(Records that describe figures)
/---

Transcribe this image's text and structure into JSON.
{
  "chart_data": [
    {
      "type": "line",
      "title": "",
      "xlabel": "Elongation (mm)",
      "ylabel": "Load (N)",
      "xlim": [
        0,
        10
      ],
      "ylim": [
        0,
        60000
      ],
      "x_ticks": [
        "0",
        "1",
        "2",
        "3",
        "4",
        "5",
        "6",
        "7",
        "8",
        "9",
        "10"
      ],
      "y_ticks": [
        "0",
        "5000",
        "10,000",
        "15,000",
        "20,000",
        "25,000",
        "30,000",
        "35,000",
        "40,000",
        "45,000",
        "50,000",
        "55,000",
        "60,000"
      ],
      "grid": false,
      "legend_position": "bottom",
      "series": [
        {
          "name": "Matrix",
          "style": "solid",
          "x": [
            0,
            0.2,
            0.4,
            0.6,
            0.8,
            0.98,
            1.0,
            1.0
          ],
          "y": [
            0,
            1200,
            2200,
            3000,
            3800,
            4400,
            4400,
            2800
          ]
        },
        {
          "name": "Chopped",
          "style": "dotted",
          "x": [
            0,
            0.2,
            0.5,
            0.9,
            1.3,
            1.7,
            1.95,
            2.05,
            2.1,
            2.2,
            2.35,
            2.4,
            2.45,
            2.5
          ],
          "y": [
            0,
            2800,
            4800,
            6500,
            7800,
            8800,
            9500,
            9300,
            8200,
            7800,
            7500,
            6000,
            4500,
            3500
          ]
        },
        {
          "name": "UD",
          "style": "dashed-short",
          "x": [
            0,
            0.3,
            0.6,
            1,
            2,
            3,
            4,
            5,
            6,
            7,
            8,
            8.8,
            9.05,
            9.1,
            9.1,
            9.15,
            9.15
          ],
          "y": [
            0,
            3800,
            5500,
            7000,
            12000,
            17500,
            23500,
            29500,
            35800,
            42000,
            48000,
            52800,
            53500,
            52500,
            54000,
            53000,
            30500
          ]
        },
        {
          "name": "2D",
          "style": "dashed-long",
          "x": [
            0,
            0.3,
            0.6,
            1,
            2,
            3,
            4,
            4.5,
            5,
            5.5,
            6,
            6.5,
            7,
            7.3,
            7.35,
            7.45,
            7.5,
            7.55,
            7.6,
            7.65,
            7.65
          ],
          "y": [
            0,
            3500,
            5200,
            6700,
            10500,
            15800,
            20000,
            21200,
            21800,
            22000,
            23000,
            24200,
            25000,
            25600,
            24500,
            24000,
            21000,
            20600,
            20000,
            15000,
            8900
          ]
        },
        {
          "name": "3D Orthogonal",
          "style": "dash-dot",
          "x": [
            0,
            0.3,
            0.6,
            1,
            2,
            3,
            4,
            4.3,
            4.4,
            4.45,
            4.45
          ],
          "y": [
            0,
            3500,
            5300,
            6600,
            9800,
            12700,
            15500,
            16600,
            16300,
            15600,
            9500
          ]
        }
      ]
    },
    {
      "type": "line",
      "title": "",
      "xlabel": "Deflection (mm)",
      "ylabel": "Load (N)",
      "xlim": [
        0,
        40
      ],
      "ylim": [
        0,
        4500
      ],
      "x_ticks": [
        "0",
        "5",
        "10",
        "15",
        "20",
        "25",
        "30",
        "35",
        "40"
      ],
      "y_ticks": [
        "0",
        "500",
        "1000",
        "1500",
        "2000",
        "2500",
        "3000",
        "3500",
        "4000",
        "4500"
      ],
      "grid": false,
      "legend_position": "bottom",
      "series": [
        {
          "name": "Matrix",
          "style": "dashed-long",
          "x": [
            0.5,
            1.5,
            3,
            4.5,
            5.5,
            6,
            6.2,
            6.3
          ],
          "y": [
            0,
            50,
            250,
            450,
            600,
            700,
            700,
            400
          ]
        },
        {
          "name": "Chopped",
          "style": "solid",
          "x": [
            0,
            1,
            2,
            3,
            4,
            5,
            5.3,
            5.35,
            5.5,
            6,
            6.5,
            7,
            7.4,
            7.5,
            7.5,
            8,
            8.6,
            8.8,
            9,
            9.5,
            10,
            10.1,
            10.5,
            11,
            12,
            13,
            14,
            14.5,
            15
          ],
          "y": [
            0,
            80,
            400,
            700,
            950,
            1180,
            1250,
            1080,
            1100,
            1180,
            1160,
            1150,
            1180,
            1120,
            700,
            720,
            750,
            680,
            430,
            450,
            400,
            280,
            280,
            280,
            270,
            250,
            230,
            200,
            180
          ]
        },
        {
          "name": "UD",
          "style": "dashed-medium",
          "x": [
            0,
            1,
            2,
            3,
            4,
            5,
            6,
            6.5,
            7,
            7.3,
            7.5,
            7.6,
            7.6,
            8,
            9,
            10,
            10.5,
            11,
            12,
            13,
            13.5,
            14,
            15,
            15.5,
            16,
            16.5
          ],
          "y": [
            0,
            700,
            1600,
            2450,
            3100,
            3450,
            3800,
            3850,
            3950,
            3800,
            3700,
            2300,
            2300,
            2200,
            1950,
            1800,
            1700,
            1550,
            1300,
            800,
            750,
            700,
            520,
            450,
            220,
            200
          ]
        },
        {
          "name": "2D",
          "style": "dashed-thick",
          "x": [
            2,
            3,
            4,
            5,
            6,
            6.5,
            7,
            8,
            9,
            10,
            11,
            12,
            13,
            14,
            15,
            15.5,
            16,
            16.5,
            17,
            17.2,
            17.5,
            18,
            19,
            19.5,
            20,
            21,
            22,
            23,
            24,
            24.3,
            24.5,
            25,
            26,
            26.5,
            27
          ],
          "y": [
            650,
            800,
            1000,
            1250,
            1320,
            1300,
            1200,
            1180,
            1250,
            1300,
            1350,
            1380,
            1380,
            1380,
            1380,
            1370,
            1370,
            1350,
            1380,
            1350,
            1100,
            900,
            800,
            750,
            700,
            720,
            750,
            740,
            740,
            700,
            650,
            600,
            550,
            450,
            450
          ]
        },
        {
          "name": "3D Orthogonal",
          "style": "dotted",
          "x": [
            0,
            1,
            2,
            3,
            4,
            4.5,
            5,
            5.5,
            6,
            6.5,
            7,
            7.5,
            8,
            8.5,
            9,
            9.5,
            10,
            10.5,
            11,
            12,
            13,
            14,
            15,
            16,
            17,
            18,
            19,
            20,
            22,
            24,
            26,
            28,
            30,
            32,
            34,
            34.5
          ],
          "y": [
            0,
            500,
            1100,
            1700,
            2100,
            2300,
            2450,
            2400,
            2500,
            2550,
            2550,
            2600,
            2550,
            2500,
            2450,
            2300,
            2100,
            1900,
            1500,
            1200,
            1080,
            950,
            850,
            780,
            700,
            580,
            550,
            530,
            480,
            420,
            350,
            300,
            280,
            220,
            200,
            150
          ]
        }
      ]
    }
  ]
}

\---

• **Do this**: Write out every entry word for word.

• **Response**:
Transcribe this image's text and structure into JSON.
{
  "chart_data": [
    {
      "type": "line",
      "title": "",
      "xlabel": "Elongation (mm)",
      "ylabel": "Load (N)",
      "xlim": [
        0,
        10
      ],
      "ylim": [
        0,
        60000
      ],
      "x_ticks": [
        "0",
        "1",
        "2",
        "3",
        "4",
        "5",
        "6",
        "7",
        "8",
        "9",
        "10"
      ],
      "y_ticks": [
        "0",
        "5000",
        "10,000",
        "15,000",
        "20,000",
        "25,000",
        "30,000",
        "35,000",
        "40,000",
        "45,000",
        "50,000",
        "55,000",
        "60,000"
      ],
      "grid": false,
      "legend_position": "bottom",
      "series": [
        {
          "name": "Matrix",
          "style": "solid",
          "x": [
            0,
            0.2,
            0.4,
            0.6,
            0.8,
            0.98,
            1.0,
            1.0
          ],
          "y": [
            0,
            1200,
            2200,
            3000,
            3800,
            4400,
            4400,
            2800
          ]
        },
        {
          "name": "Chopped",
          "style": "dotted",
          "x": [
            0,
            0.2,
            0.5,
            0.9,
            1.3,
            1.7,
            1.95,
            2.05,
            2.1,
            2.2,
            2.35,
            2.4,
            2.45,
            2.5
          ],
          "y": [
            0,
            2800,
            4800,
            6500,
            7800,
            8800,
            9500,
            9300,
            8200,
            7800,
            7500,
            6000,
            4500,
            3500
          ]
        },
        {
          "name": "UD",
          "style": "dashed-short",
          "x": [
            0,
            0.3,
            0.6,
            1,
            2,
            3,
            4,
            5,
            6,
            7,
            8,
            8.8,
            9.05,
            9.1,
            9.1,
            9.15,
            9.15
          ],
          "y": [
            0,
            3800,
            5500,
            7000,
            12000,
            17500,
            23500,
            29500,
            35800,
            42000,
            48000,
            52800,
            53500,
            52500,
            54000,
            53000,
            30500
          ]
        },
        {
          "name": "2D",
          "style": "dashed-long",
          "x": [
            0,
            0.3,
            0.6,
            1,
            2,
            3,
            4,
            4.5,
            5,
            5.5,
            6,
            6.5,
            7,
            7.3,
            7.35,
            7.45,
            7.5,
            7.55,
            7.6,
            7.65,
            7.65
          ],
          "y": [
            0,
            3500,
            5200,
            6700,
            10500,
            15800,
            20000,
            21200,
            21800,
            22000,
            23000,
            24200,
            25000,
            25600,
            24500,
            24000,
            21000,
            20600,
            20000,
            15000,
            8900
          ]
        },
        {
          "name": "3D Orthogonal",
          "style": "dash-dot",
          "x": [
            0,
            0.3,
            0.6,
            1,
            2,
            3,
            4,
            4.3,
            4.4,
            4.45,
            4.45
          ],
          "y": [
            0,
            3500,
            5300,
            6600,
            9800,
            12700,
            15500,
            16600,
            16300,
            15600,
            9500
          ]
        }
      ]
    },
    {
      "type": "line",
      "title": "",
      "xlabel": "Deflection (mm)",
      "ylabel": "Load (N)",
      "xlim": [
        0,
        40
      ],
      "ylim": [
        0,
        4500
      ],
      "x_ticks": [
        "0",
        "5",
        "10",
        "15",
        "20",
        "25",
        "30",
        "35",
        "40"
      ],
      "y_ticks": [
        "0",
        "500",
        "1000",
        "1500",
        "2000",
        "2500",
        "3000",
        "3500",
        "4000",
        "4500"
      ],
      "grid": false,
      "legend_position": "bottom",
      "series": [
        {
          "name": "Matrix",
          "style": "dashed-long",
          "x": [
            0.5,
            1.5,
            3,
            4.5,
            5.5,
            6,
            6.2,
            6.3
          ],
          "y": [
            0,
            50,
            250,
            450,
            600,
            700,
            700,
            400
          ]
        },
        {
          "name": "Chopped",
          "style": "solid",
          "x": [
            0,
            1,
            2,
            3,
            4,
            5,
            5.3,
            5.35,
            5.5,
            6,
            6.5,
            7,
            7.4,
            7.5,
            7.5,
            8,
            8.6,
            8.8,
            9,
            9.5,
            10,
            10.1,
            10.5,
            11,
            12,
            13,
            14,
            14.5,
            15
          ],
          "y": [
            0,
            80,
            400,
            700,
            950,
            1180,
            1250,
            1080,
            1100,
            1180,
            1160,
            1150,
            1180,
            1120,
            700,
            720,
            750,
            680,
            430,
            450,
            400,
            280,
            280,
            280,
            270,
            250,
            230,
            200,
            180
          ]
        },
        {
          "name": "UD",
          "style": "dashed-medium",
          "x": [
            0,
            1,
            2,
            3,
            4,
            5,
            6,
            6.5,
            7,
            7.3,
            7.5,
            7.6,
            7.6,
            8,
            9,
            10,
            10.5,
            11,
            12,
            13,
            13.5,
            14,
            15,
            15.5,
            16,
            16.5
          ],
          "y": [
            0,
            700,
            1600,
            2450,
            3100,
            3450,
            3800,
            3850,
            3950,
            3800,
            3700,
            2300,
            2300,
            2200,
            1950,
            1800,
            1700,
            1550,
            1300,
            800,
            750,
            700,
            520,
            450,
            220,
            200
          ]
        },
        {
          "name": "2D",
          "style": "dashed-thick",
          "x": [
            2,
            3,
            4,
            5,
            6,
            6.5,
            7,
            8,
            9,
            10,
            11,
            12,
            13,
            14,
            15,
            15.5,
            16,
            16.5,
            17,
            17.2,
            17.5,
            18,
            19,
            19.5,
            20,
            21,
            22,
            23,
            24,
            24.3,
            24.5,
            25,
            26,
            26.5,
            27
          ],
          "y": [
            650,
            800,
            1000,
            1250,
            1320,
            1300,
            1200,
            1180,
            1250,
            1300,
            1350,
            1380,
            1380,
            1380,
            1380,
            1370,
            1370,
            1350,
            1380,
            1350,
            1100,
            900,
            800,
            750,
            700,
            720,
            750,
            740,
            740,
            700,
            650,
            600,
            550,
            450,
            450
          ]
        },
        {
          "name": "3D Orthogonal",
          "style": "dotted",
          "x": [
            0,
            1,
            2,
            3,
            4,
            4.5,
            5,
            5.5,
            6,
            6.5,
            7,
            7.5,
            8,
            8.5,
            9,
            9.5,
            10,
            10.5,
            11,
            12,
            13,
            14,
            15,
            16,
            17,
            18,
            19,
            20,
            22,
            24,
            26,
            28,
            30,
            32,
            34,
            34.5
          ],
          "y": [
            0,
            500,
            1100,
            1700,
            2100,
            2300,
            2450,
            2400,
            2500,
            2550,
            2550,
            2600,
            2550,
            2500,
            2450,
            2300,
            2100,
            1900,
            1500,
            1200,
            1080,
            950,
            850,
            780,
            700,
            580,
            550,
            530,
            480,
            420,
            350,
            300,
            280,
            220,
            200,
            150
          ]
        }
      ]
    }
  ]
}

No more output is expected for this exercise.